## Begin RECORDS

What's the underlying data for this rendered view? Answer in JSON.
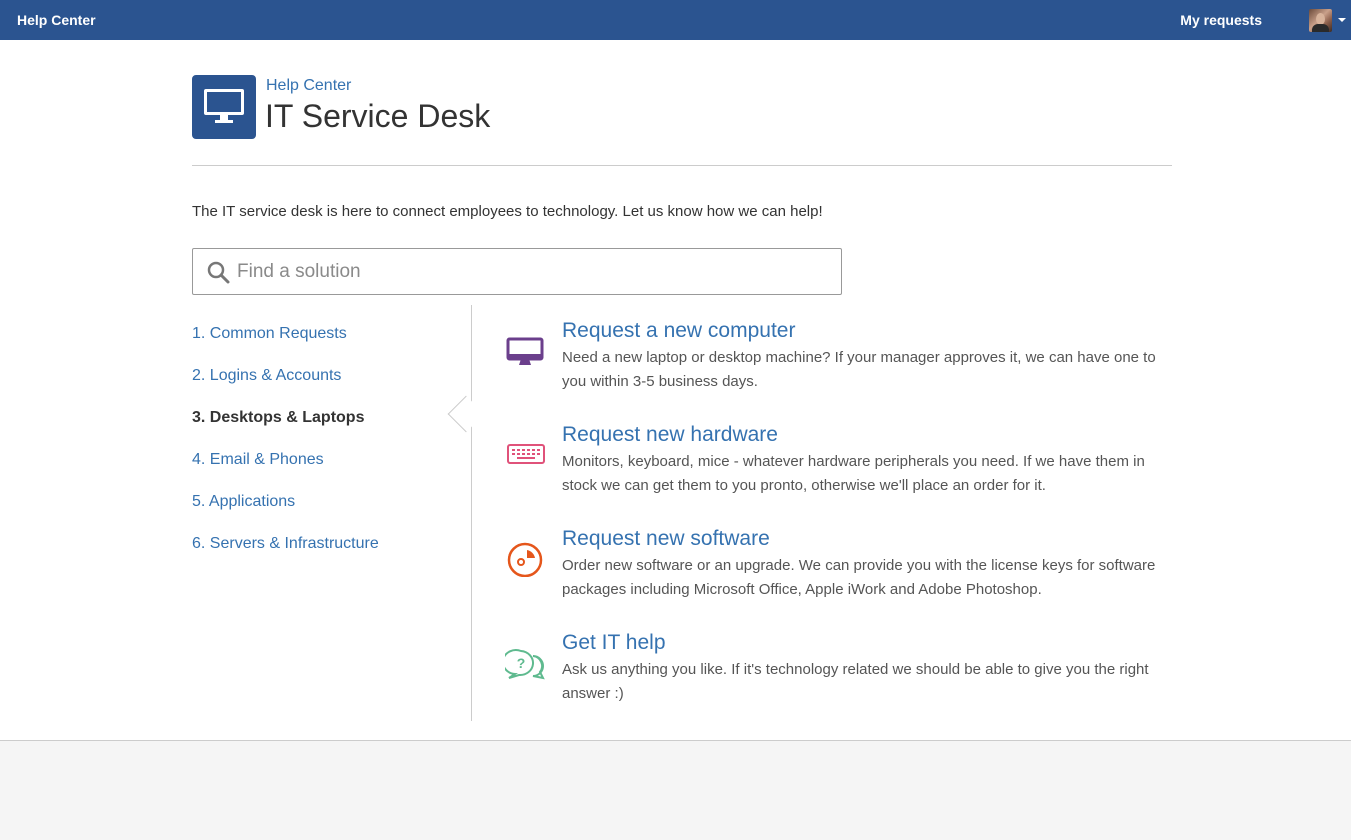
{
  "topbar": {
    "brand": "Help Center",
    "my_requests": "My requests",
    "avatar": "user-avatar"
  },
  "header": {
    "breadcrumb": "Help Center",
    "title": "IT Service Desk",
    "logo_icon": "monitor-icon"
  },
  "intro": "The IT service desk is here to connect employees to technology. Let us know how we can help!",
  "search": {
    "placeholder": "Find a solution",
    "value": ""
  },
  "nav": {
    "items": [
      {
        "label": "1. Common Requests",
        "active": false
      },
      {
        "label": "2. Logins & Accounts",
        "active": false
      },
      {
        "label": "3. Desktops & Laptops",
        "active": true
      },
      {
        "label": "4. Email & Phones",
        "active": false
      },
      {
        "label": "5. Applications",
        "active": false
      },
      {
        "label": "6. Servers & Infrastructure",
        "active": false
      }
    ]
  },
  "requests": [
    {
      "icon": "computer-icon",
      "color": "#6b3f8c",
      "title": "Request a new computer",
      "description": "Need a new laptop or desktop machine? If your manager approves it, we can have one to you within 3-5 business days."
    },
    {
      "icon": "keyboard-icon",
      "color": "#e0527a",
      "title": "Request new hardware",
      "description": "Monitors, keyboard, mice - whatever hardware peripherals you need. If we have them in stock we can get them to you pronto, otherwise we'll place an order for it."
    },
    {
      "icon": "software-disc-icon",
      "color": "#e5561b",
      "title": "Request new software",
      "description": "Order new software or an upgrade. We can provide you with the license keys for software packages including Microsoft Office, Apple iWork and Adobe Photoshop."
    },
    {
      "icon": "help-chat-icon",
      "color": "#5fba8f",
      "title": "Get IT help",
      "description": "Ask us anything you like. If it's technology related we should be able to give you the right answer :)"
    }
  ],
  "colors": {
    "topbar": "#2b5490",
    "link": "#3572b0"
  }
}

## End RECORDS

> WHAT YOU NEED TO DO
Transcribe the complete set of entries verbatim. No pictures belong in the copy.

> TASK RESPONSE
What's the underlying data for this rendered view? Answer in JSON.
{
  "topbar": {
    "brand": "Help Center",
    "my_requests": "My requests",
    "avatar": "user-avatar"
  },
  "header": {
    "breadcrumb": "Help Center",
    "title": "IT Service Desk",
    "logo_icon": "monitor-icon"
  },
  "intro": "The IT service desk is here to connect employees to technology. Let us know how we can help!",
  "search": {
    "placeholder": "Find a solution",
    "value": ""
  },
  "nav": {
    "items": [
      {
        "label": "1. Common Requests",
        "active": false
      },
      {
        "label": "2. Logins & Accounts",
        "active": false
      },
      {
        "label": "3. Desktops & Laptops",
        "active": true
      },
      {
        "label": "4. Email & Phones",
        "active": false
      },
      {
        "label": "5. Applications",
        "active": false
      },
      {
        "label": "6. Servers & Infrastructure",
        "active": false
      }
    ]
  },
  "requests": [
    {
      "icon": "computer-icon",
      "color": "#6b3f8c",
      "title": "Request a new computer",
      "description": "Need a new laptop or desktop machine? If your manager approves it, we can have one to you within 3-5 business days."
    },
    {
      "icon": "keyboard-icon",
      "color": "#e0527a",
      "title": "Request new hardware",
      "description": "Monitors, keyboard, mice - whatever hardware peripherals you need. If we have them in stock we can get them to you pronto, otherwise we'll place an order for it."
    },
    {
      "icon": "software-disc-icon",
      "color": "#e5561b",
      "title": "Request new software",
      "description": "Order new software or an upgrade. We can provide you with the license keys for software packages including Microsoft Office, Apple iWork and Adobe Photoshop."
    },
    {
      "icon": "help-chat-icon",
      "color": "#5fba8f",
      "title": "Get IT help",
      "description": "Ask us anything you like. If it's technology related we should be able to give you the right answer :)"
    }
  ],
  "colors": {
    "topbar": "#2b5490",
    "link": "#3572b0"
  }
}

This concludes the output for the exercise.